--- EXERCISE INSTRUCTIONS ---
Each line holding the word "percent" counts once; give the total and nothing more.

Data excerpts:
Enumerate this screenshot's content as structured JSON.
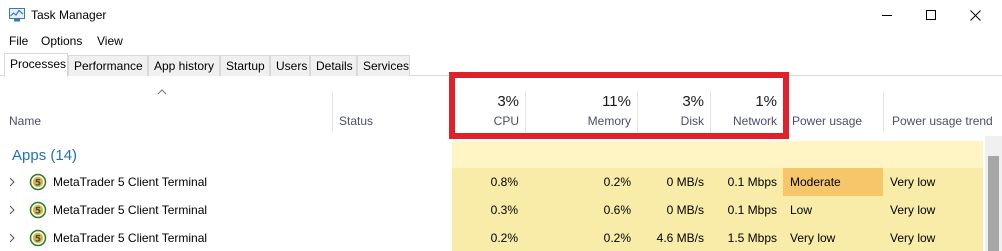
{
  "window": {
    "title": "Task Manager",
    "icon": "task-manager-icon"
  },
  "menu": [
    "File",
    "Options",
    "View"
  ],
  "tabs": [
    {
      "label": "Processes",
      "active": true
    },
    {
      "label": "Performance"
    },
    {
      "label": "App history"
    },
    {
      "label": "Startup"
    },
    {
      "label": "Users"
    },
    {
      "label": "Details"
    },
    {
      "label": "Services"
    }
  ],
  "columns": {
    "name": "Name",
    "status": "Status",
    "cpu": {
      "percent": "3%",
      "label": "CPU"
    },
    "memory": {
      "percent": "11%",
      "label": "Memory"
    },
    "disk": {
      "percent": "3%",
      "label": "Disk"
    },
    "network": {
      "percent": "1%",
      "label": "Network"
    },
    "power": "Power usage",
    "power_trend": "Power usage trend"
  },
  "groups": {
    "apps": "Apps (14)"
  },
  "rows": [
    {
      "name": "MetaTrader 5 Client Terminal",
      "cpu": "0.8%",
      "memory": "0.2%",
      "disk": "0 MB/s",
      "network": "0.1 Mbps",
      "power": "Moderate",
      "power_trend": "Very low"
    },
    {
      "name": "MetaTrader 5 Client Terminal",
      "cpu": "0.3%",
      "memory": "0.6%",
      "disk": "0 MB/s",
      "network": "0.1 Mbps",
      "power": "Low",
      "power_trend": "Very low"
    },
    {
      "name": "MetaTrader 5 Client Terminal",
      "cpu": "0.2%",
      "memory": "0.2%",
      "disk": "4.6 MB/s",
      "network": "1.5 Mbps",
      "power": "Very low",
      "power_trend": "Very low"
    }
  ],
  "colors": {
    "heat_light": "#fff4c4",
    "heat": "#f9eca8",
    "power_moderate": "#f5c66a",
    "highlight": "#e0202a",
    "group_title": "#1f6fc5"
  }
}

--- OUTPUT FOR THIS TASK ---
4